Data excerpts
★ ★ ★ ★ ★

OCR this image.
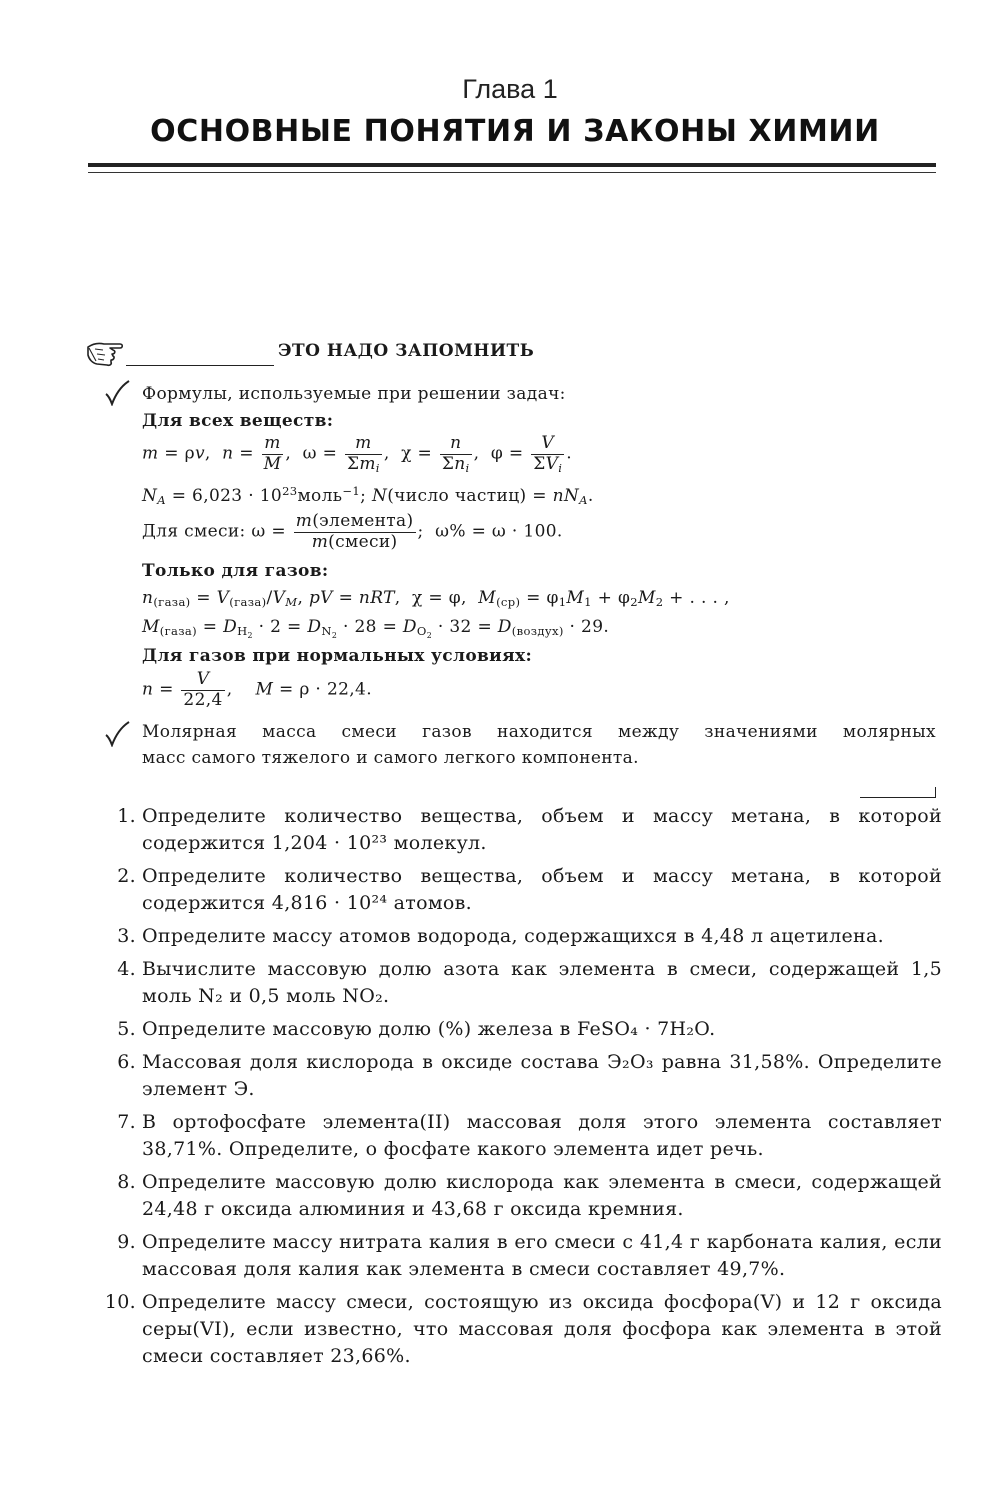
Глава 1
ОСНОВНЫЕ ПОНЯТИЯ И ЗАКОНЫ ХИМИИ
ЭТО НАДО ЗАПОМНИТЬ
Формулы, используемые при решении задач:
Для всех веществ:
m = ρv,  $n = \frac{m}{M}$ ,  $\omega = \frac{m}{\Sigma m_i}$ ,  $\chi = \frac{n}{\Sigma n_i}$ ,  $\varphi = \frac{V}{\Sigma V_i}$ .
$N_A = 6,023$ · $10^{23}моль^{-1}$; N(число частиц) = $nN_A$.
Для смеси: $\omega = \frac{\text{m(элемента)}}{\text{m(смеси)}}$ ;  ω% = ω · 100.
Только для газов:
$n_{(газа)} = V_{(газа)}/V_M$, pV = nRT,  χ = φ,  $M_{(ср)} = \varphi_1M_1 + \varphi_2M_2$ + . . . ,
$M_{(газа)} = D_{H_2} \cdot 2 = D_{N_2} \cdot 28 = D_{O_2} \cdot 32 = D_{(воздух)} \cdot 29$.
Для газов при нормальных условиях:
$n = \frac{V}{22,4}$ ,    M = ρ · 22,4.
Молярная масса смеси газов находится между значениями молярных
масс самого тяжелого и самого легкого компонента.
1. Определите количество вещества, объем и массу метана, в которой содержится 1,204 · 10²³ молекул.
2. Определите количество вещества, объем и массу метана, в которой содержится 4,816 · 10²⁴ атомов.
3. Определите массу атомов водорода, содержащихся в 4,48 л ацетилена.
4. Вычислите массовую долю азота как элемента в смеси, содержащей 1,5 моль N₂ и 0,5 моль NO₂.
5. Определите массовую долю (%) железа в FeSO₄ · 7H₂O.
6. Массовая доля кислорода в оксиде состава Э₂O₃ равна 31,58%. Определите элемент Э.
7. В ортофосфате элемента(II) массовая доля этого элемента составляет 38,71%. Определите, о фосфате какого элемента идет речь.
8. Определите массовую долю кислорода как элемента в смеси, содержащей 24,48 г оксида алюминия и 43,68 г оксида кремния.
9. Определите массу нитрата калия в его смеси с 41,4 г карбоната калия, если массовая доля калия как элемента в смеси составляет 49,7%.
10. Определите массу смеси, состоящую из оксида фосфора(V) и 12 г оксида серы(VI), если известно, что массовая доля фосфора как элемента в этой смеси составляет 23,66%.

★ ★ ★ ★ ★

*WORK TO DO*
Search the lines above for the string "метана", then show every one that has it.

*EXERCISE SOLUTION*
1. Определите количество вещества, объем и массу метана, в которой содержится 1,204 · 10²³ молекул.
2. Определите количество вещества, объем и массу метана, в которой содержится 4,816 · 10²⁴ атомов.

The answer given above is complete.